EXERCISE AIM:
For each line in the data below that holds "coughing", return a copy.

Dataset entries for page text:
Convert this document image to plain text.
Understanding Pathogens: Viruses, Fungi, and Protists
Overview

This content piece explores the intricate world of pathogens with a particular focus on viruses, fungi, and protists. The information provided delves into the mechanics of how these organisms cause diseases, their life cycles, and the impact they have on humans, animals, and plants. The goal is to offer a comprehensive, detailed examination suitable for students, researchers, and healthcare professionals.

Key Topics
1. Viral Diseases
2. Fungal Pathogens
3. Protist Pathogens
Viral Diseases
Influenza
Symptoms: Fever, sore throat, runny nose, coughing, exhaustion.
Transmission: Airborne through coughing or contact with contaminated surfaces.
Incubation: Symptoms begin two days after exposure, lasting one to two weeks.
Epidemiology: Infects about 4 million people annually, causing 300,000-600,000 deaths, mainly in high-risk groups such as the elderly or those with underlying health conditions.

REPLY:
Symptoms: Fever, sore throat, runny nose, coughing, exhaustion.
Transmission: Airborne through coughing or contact with contaminated surfaces.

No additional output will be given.